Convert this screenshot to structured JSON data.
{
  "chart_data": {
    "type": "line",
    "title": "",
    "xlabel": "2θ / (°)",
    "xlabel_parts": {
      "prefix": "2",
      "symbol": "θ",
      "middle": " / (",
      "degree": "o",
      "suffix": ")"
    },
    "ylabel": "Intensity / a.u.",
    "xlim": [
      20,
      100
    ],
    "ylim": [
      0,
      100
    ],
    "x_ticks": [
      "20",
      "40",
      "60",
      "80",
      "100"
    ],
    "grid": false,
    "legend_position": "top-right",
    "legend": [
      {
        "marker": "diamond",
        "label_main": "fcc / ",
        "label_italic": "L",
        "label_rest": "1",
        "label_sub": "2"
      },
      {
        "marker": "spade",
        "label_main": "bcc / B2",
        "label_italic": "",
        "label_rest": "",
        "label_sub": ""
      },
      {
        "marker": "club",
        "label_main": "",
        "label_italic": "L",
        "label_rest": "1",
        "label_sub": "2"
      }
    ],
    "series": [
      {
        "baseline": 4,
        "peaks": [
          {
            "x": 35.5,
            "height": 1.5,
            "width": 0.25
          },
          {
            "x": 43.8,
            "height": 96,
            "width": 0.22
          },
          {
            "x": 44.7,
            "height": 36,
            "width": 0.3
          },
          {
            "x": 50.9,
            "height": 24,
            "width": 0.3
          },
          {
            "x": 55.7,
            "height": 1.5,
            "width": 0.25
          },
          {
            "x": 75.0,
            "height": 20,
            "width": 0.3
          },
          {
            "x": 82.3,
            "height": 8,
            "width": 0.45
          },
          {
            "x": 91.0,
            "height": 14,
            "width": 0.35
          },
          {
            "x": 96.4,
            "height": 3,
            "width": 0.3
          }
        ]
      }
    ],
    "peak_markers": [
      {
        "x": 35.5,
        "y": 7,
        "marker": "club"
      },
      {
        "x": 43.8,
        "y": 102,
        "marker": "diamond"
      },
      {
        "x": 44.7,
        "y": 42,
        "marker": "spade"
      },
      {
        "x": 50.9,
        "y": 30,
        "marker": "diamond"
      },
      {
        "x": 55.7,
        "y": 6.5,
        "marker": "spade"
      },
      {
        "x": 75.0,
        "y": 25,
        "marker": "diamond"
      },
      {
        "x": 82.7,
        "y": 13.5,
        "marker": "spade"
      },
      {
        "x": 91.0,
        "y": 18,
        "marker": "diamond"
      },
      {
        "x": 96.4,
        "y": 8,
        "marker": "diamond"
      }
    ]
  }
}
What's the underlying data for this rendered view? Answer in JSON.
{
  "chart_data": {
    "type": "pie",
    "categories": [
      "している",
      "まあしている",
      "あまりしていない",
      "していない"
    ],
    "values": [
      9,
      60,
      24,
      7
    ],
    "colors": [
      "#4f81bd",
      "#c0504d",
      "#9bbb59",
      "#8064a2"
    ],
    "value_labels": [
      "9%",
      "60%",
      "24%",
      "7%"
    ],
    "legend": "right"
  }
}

Your goal: From the first line to the last, please quote the material above exactly.

Final answer:
Convert this screenshot to structured JSON data.
{
  "chart_data": {
    "type": "line",
    "title": "",
    "xlabel": "2θ / (°)",
    "xlabel_parts": {
      "prefix": "2",
      "symbol": "θ",
      "middle": " / (",
      "degree": "o",
      "suffix": ")"
    },
    "ylabel": "Intensity / a.u.",
    "xlim": [
      20,
      100
    ],
    "ylim": [
      0,
      100
    ],
    "x_ticks": [
      "20",
      "40",
      "60",
      "80",
      "100"
    ],
    "grid": false,
    "legend_position": "top-right",
    "legend": [
      {
        "marker": "diamond",
        "label_main": "fcc / ",
        "label_italic": "L",
        "label_rest": "1",
        "label_sub": "2"
      },
      {
        "marker": "spade",
        "label_main": "bcc / B2",
        "label_italic": "",
        "label_rest": "",
        "label_sub": ""
      },
      {
        "marker": "club",
        "label_main": "",
        "label_italic": "L",
        "label_rest": "1",
        "label_sub": "2"
      }
    ],
    "series": [
      {
        "baseline": 4,
        "peaks": [
          {
            "x": 35.5,
            "height": 1.5,
            "width": 0.25
          },
          {
            "x": 43.8,
            "height": 96,
            "width": 0.22
          },
          {
            "x": 44.7,
            "height": 36,
            "width": 0.3
          },
          {
            "x": 50.9,
            "height": 24,
            "width": 0.3
          },
          {
            "x": 55.7,
            "height": 1.5,
            "width": 0.25
          },
          {
            "x": 75.0,
            "height": 20,
            "width": 0.3
          },
          {
            "x": 82.3,
            "height": 8,
            "width": 0.45
          },
          {
            "x": 91.0,
            "height": 14,
            "width": 0.35
          },
          {
            "x": 96.4,
            "height": 3,
            "width": 0.3
          }
        ]
      }
    ],
    "peak_markers": [
      {
        "x": 35.5,
        "y": 7,
        "marker": "club"
      },
      {
        "x": 43.8,
        "y": 102,
        "marker": "diamond"
      },
      {
        "x": 44.7,
        "y": 42,
        "marker": "spade"
      },
      {
        "x": 50.9,
        "y": 30,
        "marker": "diamond"
      },
      {
        "x": 55.7,
        "y": 6.5,
        "marker": "spade"
      },
      {
        "x": 75.0,
        "y": 25,
        "marker": "diamond"
      },
      {
        "x": 82.7,
        "y": 13.5,
        "marker": "spade"
      },
      {
        "x": 91.0,
        "y": 18,
        "marker": "diamond"
      },
      {
        "x": 96.4,
        "y": 8,
        "marker": "diamond"
      }
    ]
  }
}
What's the underlying data for this rendered view? Answer in JSON.
{
  "chart_data": {
    "type": "pie",
    "categories": [
      "している",
      "まあしている",
      "あまりしていない",
      "していない"
    ],
    "values": [
      9,
      60,
      24,
      7
    ],
    "colors": [
      "#4f81bd",
      "#c0504d",
      "#9bbb59",
      "#8064a2"
    ],
    "value_labels": [
      "9%",
      "60%",
      "24%",
      "7%"
    ],
    "legend": "right"
  }
}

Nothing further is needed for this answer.